Start at the first line below and write out everything verbatim except the pictures.

- Opening Delimiter -

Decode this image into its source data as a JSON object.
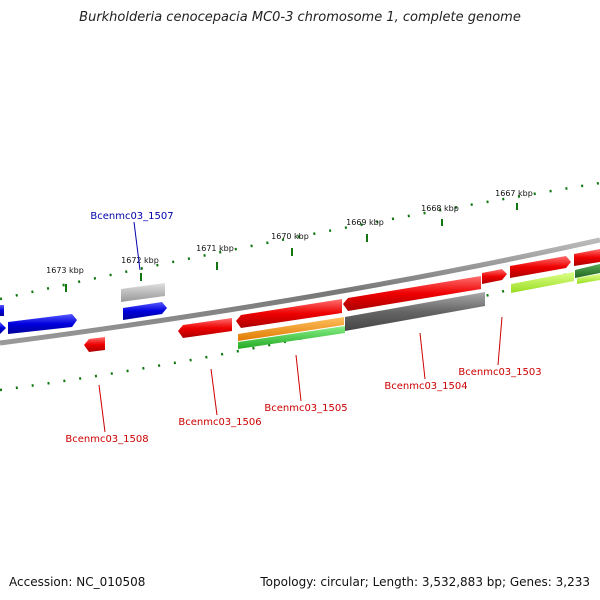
{
  "title": "Burkholderia cenocepacia MC0-3 chromosome 1, complete genome",
  "footer": {
    "accession": "Accession: NC_010508",
    "stats": "Topology: circular; Length: 3,532,883 bp; Genes: 3,233"
  },
  "ticks": [
    "1667 kbp",
    "1668 kbp",
    "1669 kbp",
    "1670 kbp",
    "1671 kbp",
    "1672 kbp",
    "1673 kbp"
  ],
  "genes": {
    "g1507": "Bcenmc03_1507",
    "g1508": "Bcenmc03_1508",
    "g1506": "Bcenmc03_1506",
    "g1505": "Bcenmc03_1505",
    "g1504": "Bcenmc03_1504",
    "g1503": "Bcenmc03_1503"
  },
  "colors": {
    "forward_gene": "#ee0000",
    "reverse_gene": "#0000dd",
    "highlight_label": "#0000aa",
    "gene_label": "#cc0000",
    "tick": "#116611",
    "backbone": "#888888"
  }
}
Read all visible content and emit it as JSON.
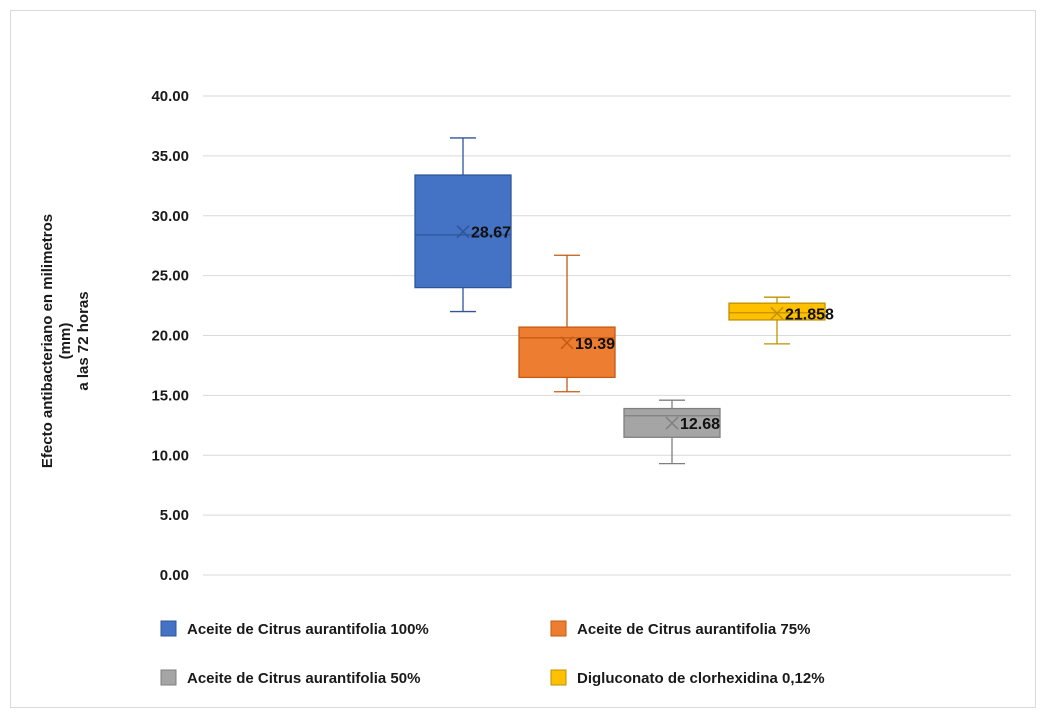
{
  "chart_data": {
    "type": "box",
    "title": "",
    "xlabel": "",
    "ylabel": [
      "Efecto antibacteriano en milimetros",
      "(mm)",
      "a las 72 horas"
    ],
    "ylim": [
      0,
      40
    ],
    "yticks": [
      "0.00",
      "5.00",
      "10.00",
      "15.00",
      "20.00",
      "25.00",
      "30.00",
      "35.00",
      "40.00"
    ],
    "grid": true,
    "legend_position": "bottom",
    "series": [
      {
        "name": "Aceite de Citrus aurantifolia 100%",
        "color": "#4472c4",
        "edge": "#2f5597",
        "min": 22.0,
        "q1": 24.0,
        "median": 28.4,
        "q3": 33.4,
        "max": 36.5,
        "mean": 28.67,
        "mean_label": "28.67"
      },
      {
        "name": "Aceite de Citrus aurantifolia 75%",
        "color": "#ed7d31",
        "edge": "#c55a11",
        "min": 15.3,
        "q1": 16.5,
        "median": 19.8,
        "q3": 20.7,
        "max": 26.7,
        "mean": 19.39,
        "mean_label": "19.39"
      },
      {
        "name": "Aceite de Citrus aurantifolia 50%",
        "color": "#a5a5a5",
        "edge": "#7f7f7f",
        "min": 9.3,
        "q1": 11.5,
        "median": 13.3,
        "q3": 13.9,
        "max": 14.6,
        "mean": 12.68,
        "mean_label": "12.68"
      },
      {
        "name": "Digluconato de clorhexidina 0,12%",
        "color": "#ffc000",
        "edge": "#bf9000",
        "min": 19.3,
        "q1": 21.3,
        "median": 21.9,
        "q3": 22.7,
        "max": 23.2,
        "mean": 21.858,
        "mean_label": "21.858"
      }
    ]
  }
}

- Closing Delimiter -

[Answer area]
Decode this image into its source data as a JSON object.
{
  "title": "Burkholderia cenocepacia MC0-3 chromosome 1, complete genome",
  "footer": {
    "accession": "Accession: NC_010508",
    "stats": "Topology: circular; Length: 3,532,883 bp; Genes: 3,233"
  },
  "ticks": [
    "1667 kbp",
    "1668 kbp",
    "1669 kbp",
    "1670 kbp",
    "1671 kbp",
    "1672 kbp",
    "1673 kbp"
  ],
  "genes": {
    "g1507": "Bcenmc03_1507",
    "g1508": "Bcenmc03_1508",
    "g1506": "Bcenmc03_1506",
    "g1505": "Bcenmc03_1505",
    "g1504": "Bcenmc03_1504",
    "g1503": "Bcenmc03_1503"
  },
  "colors": {
    "forward_gene": "#ee0000",
    "reverse_gene": "#0000dd",
    "highlight_label": "#0000aa",
    "gene_label": "#cc0000",
    "tick": "#116611",
    "backbone": "#888888"
  }
}
Read all visible content and emit it as JSON.
{
  "chart_data": {
    "type": "box",
    "title": "",
    "xlabel": "",
    "ylabel": [
      "Efecto antibacteriano en milimetros",
      "(mm)",
      "a las 72 horas"
    ],
    "ylim": [
      0,
      40
    ],
    "yticks": [
      "0.00",
      "5.00",
      "10.00",
      "15.00",
      "20.00",
      "25.00",
      "30.00",
      "35.00",
      "40.00"
    ],
    "grid": true,
    "legend_position": "bottom",
    "series": [
      {
        "name": "Aceite de Citrus aurantifolia 100%",
        "color": "#4472c4",
        "edge": "#2f5597",
        "min": 22.0,
        "q1": 24.0,
        "median": 28.4,
        "q3": 33.4,
        "max": 36.5,
        "mean": 28.67,
        "mean_label": "28.67"
      },
      {
        "name": "Aceite de Citrus aurantifolia 75%",
        "color": "#ed7d31",
        "edge": "#c55a11",
        "min": 15.3,
        "q1": 16.5,
        "median": 19.8,
        "q3": 20.7,
        "max": 26.7,
        "mean": 19.39,
        "mean_label": "19.39"
      },
      {
        "name": "Aceite de Citrus aurantifolia 50%",
        "color": "#a5a5a5",
        "edge": "#7f7f7f",
        "min": 9.3,
        "q1": 11.5,
        "median": 13.3,
        "q3": 13.9,
        "max": 14.6,
        "mean": 12.68,
        "mean_label": "12.68"
      },
      {
        "name": "Digluconato de clorhexidina 0,12%",
        "color": "#ffc000",
        "edge": "#bf9000",
        "min": 19.3,
        "q1": 21.3,
        "median": 21.9,
        "q3": 22.7,
        "max": 23.2,
        "mean": 21.858,
        "mean_label": "21.858"
      }
    ]
  }
}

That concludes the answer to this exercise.